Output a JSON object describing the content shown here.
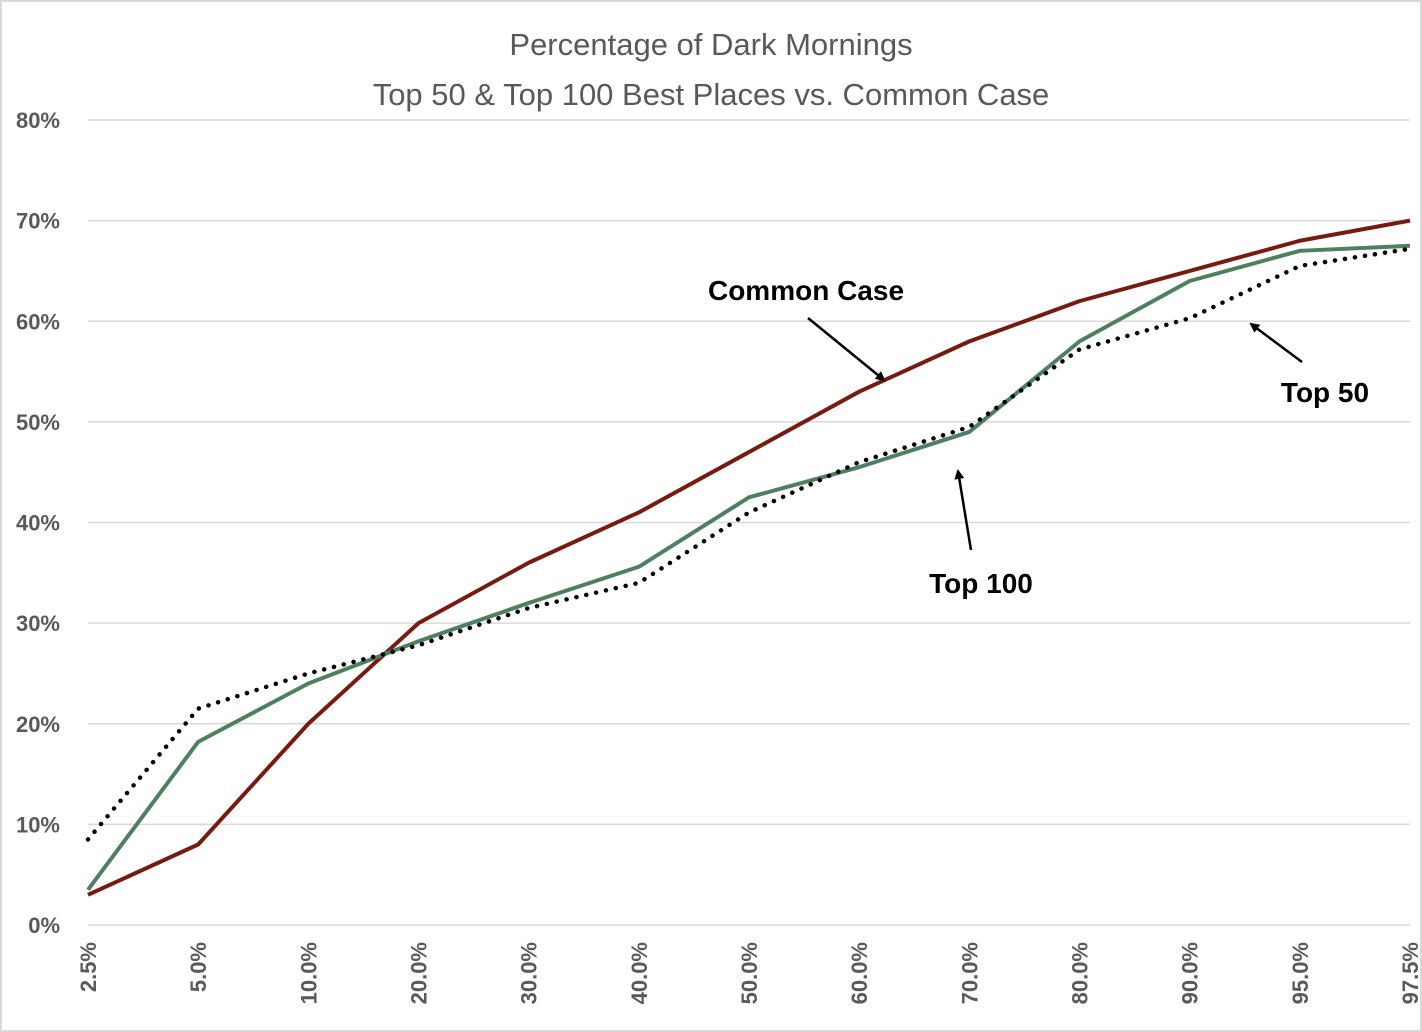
{
  "chart_data": {
    "type": "line",
    "title": [
      "Percentage of Dark Mornings",
      "Top 50 & Top 100 Best Places vs. Common Case"
    ],
    "xlabel": "",
    "ylabel": "",
    "categories": [
      "2.5%",
      "5.0%",
      "10.0%",
      "20.0%",
      "30.0%",
      "40.0%",
      "50.0%",
      "60.0%",
      "70.0%",
      "80.0%",
      "90.0%",
      "95.0%",
      "97.5%"
    ],
    "ylim": [
      0,
      80
    ],
    "yticks": [
      0,
      10,
      20,
      30,
      40,
      50,
      60,
      70,
      80
    ],
    "ytick_labels": [
      "0%",
      "10%",
      "20%",
      "30%",
      "40%",
      "50%",
      "60%",
      "70%",
      "80%"
    ],
    "grid": true,
    "legend": "none",
    "series": [
      {
        "name": "Common Case",
        "color": "#771B10",
        "style": "solid",
        "values": [
          3,
          8,
          20,
          30,
          36,
          41,
          47,
          53,
          58,
          62,
          65,
          68,
          70
        ]
      },
      {
        "name": "Top 100",
        "color": "#4E8060",
        "style": "solid",
        "values": [
          3.5,
          18.2,
          24,
          28.2,
          32,
          35.6,
          42.5,
          45.5,
          49,
          58,
          64,
          67,
          67.5
        ]
      },
      {
        "name": "Top 50",
        "color": "#000000",
        "style": "dotted",
        "values": [
          8.5,
          21.5,
          25,
          27.8,
          31.5,
          34,
          41,
          46,
          49.5,
          57.2,
          60.3,
          65.5,
          67.2
        ]
      }
    ],
    "annotations": [
      {
        "text": "Common Case",
        "series": "Common Case"
      },
      {
        "text": "Top 50",
        "series": "Top 50"
      },
      {
        "text": "Top 100",
        "series": "Top 100"
      }
    ]
  }
}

_____

* WHAT THE TASK ASKS
Pick out each line containing "text" and report it.

* ANSWER TO THIS TASK
        "text": "Common Case",
        "text": "Top 50",
        "text": "Top 100",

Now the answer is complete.